Directions:
Check each line of the data below for the word "Lalu", then extract the ones that have it.

Provided data:
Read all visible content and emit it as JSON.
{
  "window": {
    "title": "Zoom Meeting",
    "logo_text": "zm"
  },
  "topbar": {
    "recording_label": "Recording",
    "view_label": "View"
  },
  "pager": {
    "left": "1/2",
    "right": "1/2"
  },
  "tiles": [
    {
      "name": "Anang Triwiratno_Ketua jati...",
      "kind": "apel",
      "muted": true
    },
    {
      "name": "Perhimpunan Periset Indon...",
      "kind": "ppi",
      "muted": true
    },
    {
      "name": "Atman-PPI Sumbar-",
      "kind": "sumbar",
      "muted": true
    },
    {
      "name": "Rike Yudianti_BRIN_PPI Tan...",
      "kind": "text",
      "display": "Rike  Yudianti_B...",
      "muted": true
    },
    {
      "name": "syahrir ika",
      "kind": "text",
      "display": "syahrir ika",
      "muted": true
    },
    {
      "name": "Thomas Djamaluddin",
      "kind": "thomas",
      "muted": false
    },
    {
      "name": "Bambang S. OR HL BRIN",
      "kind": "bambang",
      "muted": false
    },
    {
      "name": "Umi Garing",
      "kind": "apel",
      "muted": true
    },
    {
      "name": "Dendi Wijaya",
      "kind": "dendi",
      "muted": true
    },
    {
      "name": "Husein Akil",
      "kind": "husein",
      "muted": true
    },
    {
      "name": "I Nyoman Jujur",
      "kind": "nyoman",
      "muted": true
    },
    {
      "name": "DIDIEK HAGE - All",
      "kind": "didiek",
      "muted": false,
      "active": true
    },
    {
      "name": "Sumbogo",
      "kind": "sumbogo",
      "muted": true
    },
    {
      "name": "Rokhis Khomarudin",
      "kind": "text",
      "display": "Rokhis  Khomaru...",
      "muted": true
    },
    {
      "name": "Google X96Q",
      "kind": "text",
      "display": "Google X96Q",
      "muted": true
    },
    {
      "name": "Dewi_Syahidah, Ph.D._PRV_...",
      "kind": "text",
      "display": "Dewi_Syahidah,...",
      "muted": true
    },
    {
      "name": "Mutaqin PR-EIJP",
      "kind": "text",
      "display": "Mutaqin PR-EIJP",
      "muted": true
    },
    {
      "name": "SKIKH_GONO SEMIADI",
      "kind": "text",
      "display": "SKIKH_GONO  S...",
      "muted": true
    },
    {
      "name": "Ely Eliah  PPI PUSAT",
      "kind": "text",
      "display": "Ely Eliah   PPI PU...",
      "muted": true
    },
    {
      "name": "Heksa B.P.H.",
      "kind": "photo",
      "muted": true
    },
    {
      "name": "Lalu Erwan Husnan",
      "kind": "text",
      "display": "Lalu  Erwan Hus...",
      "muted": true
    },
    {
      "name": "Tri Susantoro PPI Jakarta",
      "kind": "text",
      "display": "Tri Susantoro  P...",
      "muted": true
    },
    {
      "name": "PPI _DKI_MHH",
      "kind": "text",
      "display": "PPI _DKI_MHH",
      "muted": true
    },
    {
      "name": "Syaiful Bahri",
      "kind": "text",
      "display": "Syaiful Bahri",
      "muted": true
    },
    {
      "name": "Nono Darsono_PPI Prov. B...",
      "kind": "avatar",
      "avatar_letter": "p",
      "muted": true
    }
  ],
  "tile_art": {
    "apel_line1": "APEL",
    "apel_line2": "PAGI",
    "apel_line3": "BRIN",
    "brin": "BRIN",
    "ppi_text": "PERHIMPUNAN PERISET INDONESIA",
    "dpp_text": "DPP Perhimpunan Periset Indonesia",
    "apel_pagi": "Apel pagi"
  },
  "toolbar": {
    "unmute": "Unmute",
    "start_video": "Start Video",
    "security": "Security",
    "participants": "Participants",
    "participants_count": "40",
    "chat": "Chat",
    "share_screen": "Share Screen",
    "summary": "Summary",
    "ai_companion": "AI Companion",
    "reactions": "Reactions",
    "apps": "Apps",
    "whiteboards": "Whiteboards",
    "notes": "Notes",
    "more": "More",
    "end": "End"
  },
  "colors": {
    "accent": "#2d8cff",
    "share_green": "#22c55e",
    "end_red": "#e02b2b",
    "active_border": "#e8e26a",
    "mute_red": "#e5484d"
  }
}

Correct result:
      "name": "Lalu Erwan Husnan",
      "display": "Lalu  Erwan Hus...",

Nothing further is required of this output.